* Start Working data *
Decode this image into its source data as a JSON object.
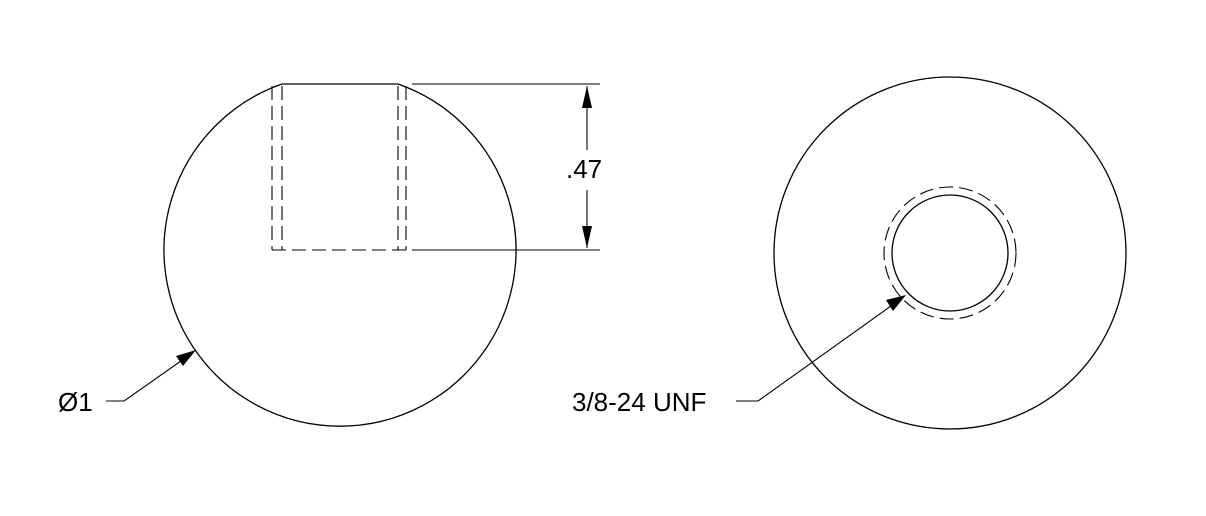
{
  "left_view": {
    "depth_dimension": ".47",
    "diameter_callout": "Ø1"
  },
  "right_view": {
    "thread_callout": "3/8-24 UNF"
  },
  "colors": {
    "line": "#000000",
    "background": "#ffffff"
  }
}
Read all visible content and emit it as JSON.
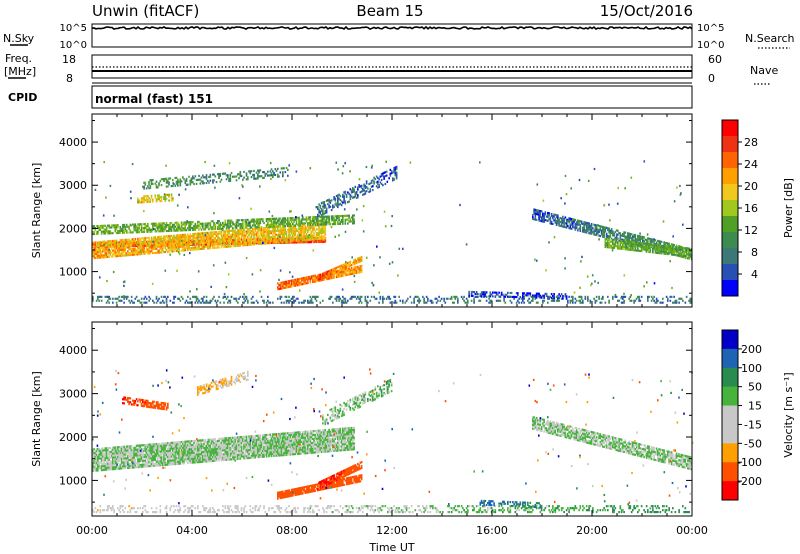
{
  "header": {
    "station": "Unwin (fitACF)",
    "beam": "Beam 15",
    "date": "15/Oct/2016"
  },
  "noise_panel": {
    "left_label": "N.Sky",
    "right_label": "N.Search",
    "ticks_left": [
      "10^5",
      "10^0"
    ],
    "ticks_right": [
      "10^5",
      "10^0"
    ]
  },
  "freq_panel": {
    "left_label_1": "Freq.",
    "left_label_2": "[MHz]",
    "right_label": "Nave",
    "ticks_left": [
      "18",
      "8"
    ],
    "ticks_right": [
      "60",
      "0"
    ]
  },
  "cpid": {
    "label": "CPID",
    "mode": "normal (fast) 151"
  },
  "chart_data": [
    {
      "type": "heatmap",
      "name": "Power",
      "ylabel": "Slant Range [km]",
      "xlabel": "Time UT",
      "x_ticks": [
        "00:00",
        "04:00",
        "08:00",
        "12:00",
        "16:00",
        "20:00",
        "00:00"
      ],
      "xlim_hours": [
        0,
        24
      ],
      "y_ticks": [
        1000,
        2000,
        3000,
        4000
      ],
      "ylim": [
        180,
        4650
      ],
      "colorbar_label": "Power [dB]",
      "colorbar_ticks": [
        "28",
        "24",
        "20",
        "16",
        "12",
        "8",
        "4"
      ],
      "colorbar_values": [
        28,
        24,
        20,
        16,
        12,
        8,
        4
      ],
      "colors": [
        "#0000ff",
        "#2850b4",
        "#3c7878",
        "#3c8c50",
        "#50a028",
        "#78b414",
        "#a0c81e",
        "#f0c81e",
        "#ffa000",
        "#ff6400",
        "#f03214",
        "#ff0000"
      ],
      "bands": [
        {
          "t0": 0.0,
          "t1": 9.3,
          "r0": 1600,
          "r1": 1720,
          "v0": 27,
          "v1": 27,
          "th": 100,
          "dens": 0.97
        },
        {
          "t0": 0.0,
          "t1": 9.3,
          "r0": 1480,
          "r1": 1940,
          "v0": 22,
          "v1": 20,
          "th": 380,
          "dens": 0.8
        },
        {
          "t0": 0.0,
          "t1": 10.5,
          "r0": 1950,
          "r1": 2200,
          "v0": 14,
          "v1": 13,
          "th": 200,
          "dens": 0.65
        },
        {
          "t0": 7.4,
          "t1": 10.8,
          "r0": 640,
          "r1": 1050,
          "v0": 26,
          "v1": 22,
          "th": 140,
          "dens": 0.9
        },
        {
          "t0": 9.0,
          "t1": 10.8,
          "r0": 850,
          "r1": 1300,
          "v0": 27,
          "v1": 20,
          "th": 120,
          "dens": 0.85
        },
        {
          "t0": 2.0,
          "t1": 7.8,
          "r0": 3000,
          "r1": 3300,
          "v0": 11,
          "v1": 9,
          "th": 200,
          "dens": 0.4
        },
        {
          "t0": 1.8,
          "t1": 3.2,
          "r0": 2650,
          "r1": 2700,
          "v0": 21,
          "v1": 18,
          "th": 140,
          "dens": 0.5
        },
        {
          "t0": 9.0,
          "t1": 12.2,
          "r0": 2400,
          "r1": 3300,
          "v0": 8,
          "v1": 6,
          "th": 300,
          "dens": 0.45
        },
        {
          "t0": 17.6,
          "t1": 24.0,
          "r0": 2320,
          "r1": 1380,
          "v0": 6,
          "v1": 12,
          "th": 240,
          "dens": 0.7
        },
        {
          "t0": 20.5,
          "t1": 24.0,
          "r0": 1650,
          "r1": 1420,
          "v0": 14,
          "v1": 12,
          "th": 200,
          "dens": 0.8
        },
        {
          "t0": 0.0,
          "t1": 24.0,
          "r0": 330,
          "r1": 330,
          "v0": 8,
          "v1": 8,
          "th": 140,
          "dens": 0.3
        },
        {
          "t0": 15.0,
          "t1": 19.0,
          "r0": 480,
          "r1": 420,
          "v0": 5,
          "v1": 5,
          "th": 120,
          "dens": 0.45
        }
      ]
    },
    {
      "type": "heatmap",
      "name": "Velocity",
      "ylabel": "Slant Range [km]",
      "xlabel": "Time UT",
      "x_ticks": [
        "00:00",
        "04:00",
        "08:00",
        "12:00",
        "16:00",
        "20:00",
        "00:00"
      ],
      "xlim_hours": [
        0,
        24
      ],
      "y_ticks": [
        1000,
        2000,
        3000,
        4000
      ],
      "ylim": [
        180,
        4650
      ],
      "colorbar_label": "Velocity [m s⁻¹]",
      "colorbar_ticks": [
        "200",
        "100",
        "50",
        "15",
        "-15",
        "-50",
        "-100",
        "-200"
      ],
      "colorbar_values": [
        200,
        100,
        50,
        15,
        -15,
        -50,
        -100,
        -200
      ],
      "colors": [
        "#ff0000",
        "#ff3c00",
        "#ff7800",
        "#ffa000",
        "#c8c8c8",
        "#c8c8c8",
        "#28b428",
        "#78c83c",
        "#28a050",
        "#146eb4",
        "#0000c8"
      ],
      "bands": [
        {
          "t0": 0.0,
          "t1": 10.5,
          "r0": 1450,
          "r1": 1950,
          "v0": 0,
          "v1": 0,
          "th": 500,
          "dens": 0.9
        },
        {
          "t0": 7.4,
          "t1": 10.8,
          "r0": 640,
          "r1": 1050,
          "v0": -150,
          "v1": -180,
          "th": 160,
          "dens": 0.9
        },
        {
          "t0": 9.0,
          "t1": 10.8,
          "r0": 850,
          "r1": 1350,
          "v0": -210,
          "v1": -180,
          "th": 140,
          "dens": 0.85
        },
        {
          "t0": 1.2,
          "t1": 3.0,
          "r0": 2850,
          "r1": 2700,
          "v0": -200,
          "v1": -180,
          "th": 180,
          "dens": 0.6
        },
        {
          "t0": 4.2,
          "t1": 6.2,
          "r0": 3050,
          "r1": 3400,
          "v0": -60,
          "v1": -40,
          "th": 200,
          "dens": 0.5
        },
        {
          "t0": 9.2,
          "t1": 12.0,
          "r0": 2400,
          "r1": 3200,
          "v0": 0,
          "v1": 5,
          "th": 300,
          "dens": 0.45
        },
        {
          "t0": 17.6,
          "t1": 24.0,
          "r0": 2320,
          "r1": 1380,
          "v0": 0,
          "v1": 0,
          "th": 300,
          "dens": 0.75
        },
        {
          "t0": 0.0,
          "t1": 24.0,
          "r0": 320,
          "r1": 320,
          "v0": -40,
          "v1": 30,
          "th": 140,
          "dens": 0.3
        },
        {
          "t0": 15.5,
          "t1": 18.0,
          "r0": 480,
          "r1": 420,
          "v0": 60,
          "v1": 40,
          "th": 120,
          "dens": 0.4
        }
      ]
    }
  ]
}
* End Working data *
§ **Short exercise**
In your copy, repeat each record exactly and include no pictures.

§ **Completed exercise**
Decode this image into its source data as a JSON object.
{
  "left_view": {
    "depth_dimension": ".47",
    "diameter_callout": "Ø1"
  },
  "right_view": {
    "thread_callout": "3/8-24 UNF"
  },
  "colors": {
    "line": "#000000",
    "background": "#ffffff"
  }
}
Read all visible content and emit it as JSON.
{
  "header": {
    "station": "Unwin (fitACF)",
    "beam": "Beam 15",
    "date": "15/Oct/2016"
  },
  "noise_panel": {
    "left_label": "N.Sky",
    "right_label": "N.Search",
    "ticks_left": [
      "10^5",
      "10^0"
    ],
    "ticks_right": [
      "10^5",
      "10^0"
    ]
  },
  "freq_panel": {
    "left_label_1": "Freq.",
    "left_label_2": "[MHz]",
    "right_label": "Nave",
    "ticks_left": [
      "18",
      "8"
    ],
    "ticks_right": [
      "60",
      "0"
    ]
  },
  "cpid": {
    "label": "CPID",
    "mode": "normal (fast) 151"
  },
  "chart_data": [
    {
      "type": "heatmap",
      "name": "Power",
      "ylabel": "Slant Range [km]",
      "xlabel": "Time UT",
      "x_ticks": [
        "00:00",
        "04:00",
        "08:00",
        "12:00",
        "16:00",
        "20:00",
        "00:00"
      ],
      "xlim_hours": [
        0,
        24
      ],
      "y_ticks": [
        1000,
        2000,
        3000,
        4000
      ],
      "ylim": [
        180,
        4650
      ],
      "colorbar_label": "Power [dB]",
      "colorbar_ticks": [
        "28",
        "24",
        "20",
        "16",
        "12",
        "8",
        "4"
      ],
      "colorbar_values": [
        28,
        24,
        20,
        16,
        12,
        8,
        4
      ],
      "colors": [
        "#0000ff",
        "#2850b4",
        "#3c7878",
        "#3c8c50",
        "#50a028",
        "#78b414",
        "#a0c81e",
        "#f0c81e",
        "#ffa000",
        "#ff6400",
        "#f03214",
        "#ff0000"
      ],
      "bands": [
        {
          "t0": 0.0,
          "t1": 9.3,
          "r0": 1600,
          "r1": 1720,
          "v0": 27,
          "v1": 27,
          "th": 100,
          "dens": 0.97
        },
        {
          "t0": 0.0,
          "t1": 9.3,
          "r0": 1480,
          "r1": 1940,
          "v0": 22,
          "v1": 20,
          "th": 380,
          "dens": 0.8
        },
        {
          "t0": 0.0,
          "t1": 10.5,
          "r0": 1950,
          "r1": 2200,
          "v0": 14,
          "v1": 13,
          "th": 200,
          "dens": 0.65
        },
        {
          "t0": 7.4,
          "t1": 10.8,
          "r0": 640,
          "r1": 1050,
          "v0": 26,
          "v1": 22,
          "th": 140,
          "dens": 0.9
        },
        {
          "t0": 9.0,
          "t1": 10.8,
          "r0": 850,
          "r1": 1300,
          "v0": 27,
          "v1": 20,
          "th": 120,
          "dens": 0.85
        },
        {
          "t0": 2.0,
          "t1": 7.8,
          "r0": 3000,
          "r1": 3300,
          "v0": 11,
          "v1": 9,
          "th": 200,
          "dens": 0.4
        },
        {
          "t0": 1.8,
          "t1": 3.2,
          "r0": 2650,
          "r1": 2700,
          "v0": 21,
          "v1": 18,
          "th": 140,
          "dens": 0.5
        },
        {
          "t0": 9.0,
          "t1": 12.2,
          "r0": 2400,
          "r1": 3300,
          "v0": 8,
          "v1": 6,
          "th": 300,
          "dens": 0.45
        },
        {
          "t0": 17.6,
          "t1": 24.0,
          "r0": 2320,
          "r1": 1380,
          "v0": 6,
          "v1": 12,
          "th": 240,
          "dens": 0.7
        },
        {
          "t0": 20.5,
          "t1": 24.0,
          "r0": 1650,
          "r1": 1420,
          "v0": 14,
          "v1": 12,
          "th": 200,
          "dens": 0.8
        },
        {
          "t0": 0.0,
          "t1": 24.0,
          "r0": 330,
          "r1": 330,
          "v0": 8,
          "v1": 8,
          "th": 140,
          "dens": 0.3
        },
        {
          "t0": 15.0,
          "t1": 19.0,
          "r0": 480,
          "r1": 420,
          "v0": 5,
          "v1": 5,
          "th": 120,
          "dens": 0.45
        }
      ]
    },
    {
      "type": "heatmap",
      "name": "Velocity",
      "ylabel": "Slant Range [km]",
      "xlabel": "Time UT",
      "x_ticks": [
        "00:00",
        "04:00",
        "08:00",
        "12:00",
        "16:00",
        "20:00",
        "00:00"
      ],
      "xlim_hours": [
        0,
        24
      ],
      "y_ticks": [
        1000,
        2000,
        3000,
        4000
      ],
      "ylim": [
        180,
        4650
      ],
      "colorbar_label": "Velocity [m s⁻¹]",
      "colorbar_ticks": [
        "200",
        "100",
        "50",
        "15",
        "-15",
        "-50",
        "-100",
        "-200"
      ],
      "colorbar_values": [
        200,
        100,
        50,
        15,
        -15,
        -50,
        -100,
        -200
      ],
      "colors": [
        "#ff0000",
        "#ff3c00",
        "#ff7800",
        "#ffa000",
        "#c8c8c8",
        "#c8c8c8",
        "#28b428",
        "#78c83c",
        "#28a050",
        "#146eb4",
        "#0000c8"
      ],
      "bands": [
        {
          "t0": 0.0,
          "t1": 10.5,
          "r0": 1450,
          "r1": 1950,
          "v0": 0,
          "v1": 0,
          "th": 500,
          "dens": 0.9
        },
        {
          "t0": 7.4,
          "t1": 10.8,
          "r0": 640,
          "r1": 1050,
          "v0": -150,
          "v1": -180,
          "th": 160,
          "dens": 0.9
        },
        {
          "t0": 9.0,
          "t1": 10.8,
          "r0": 850,
          "r1": 1350,
          "v0": -210,
          "v1": -180,
          "th": 140,
          "dens": 0.85
        },
        {
          "t0": 1.2,
          "t1": 3.0,
          "r0": 2850,
          "r1": 2700,
          "v0": -200,
          "v1": -180,
          "th": 180,
          "dens": 0.6
        },
        {
          "t0": 4.2,
          "t1": 6.2,
          "r0": 3050,
          "r1": 3400,
          "v0": -60,
          "v1": -40,
          "th": 200,
          "dens": 0.5
        },
        {
          "t0": 9.2,
          "t1": 12.0,
          "r0": 2400,
          "r1": 3200,
          "v0": 0,
          "v1": 5,
          "th": 300,
          "dens": 0.45
        },
        {
          "t0": 17.6,
          "t1": 24.0,
          "r0": 2320,
          "r1": 1380,
          "v0": 0,
          "v1": 0,
          "th": 300,
          "dens": 0.75
        },
        {
          "t0": 0.0,
          "t1": 24.0,
          "r0": 320,
          "r1": 320,
          "v0": -40,
          "v1": 30,
          "th": 140,
          "dens": 0.3
        },
        {
          "t0": 15.5,
          "t1": 18.0,
          "r0": 480,
          "r1": 420,
          "v0": 60,
          "v1": 40,
          "th": 120,
          "dens": 0.4
        }
      ]
    }
  ]
}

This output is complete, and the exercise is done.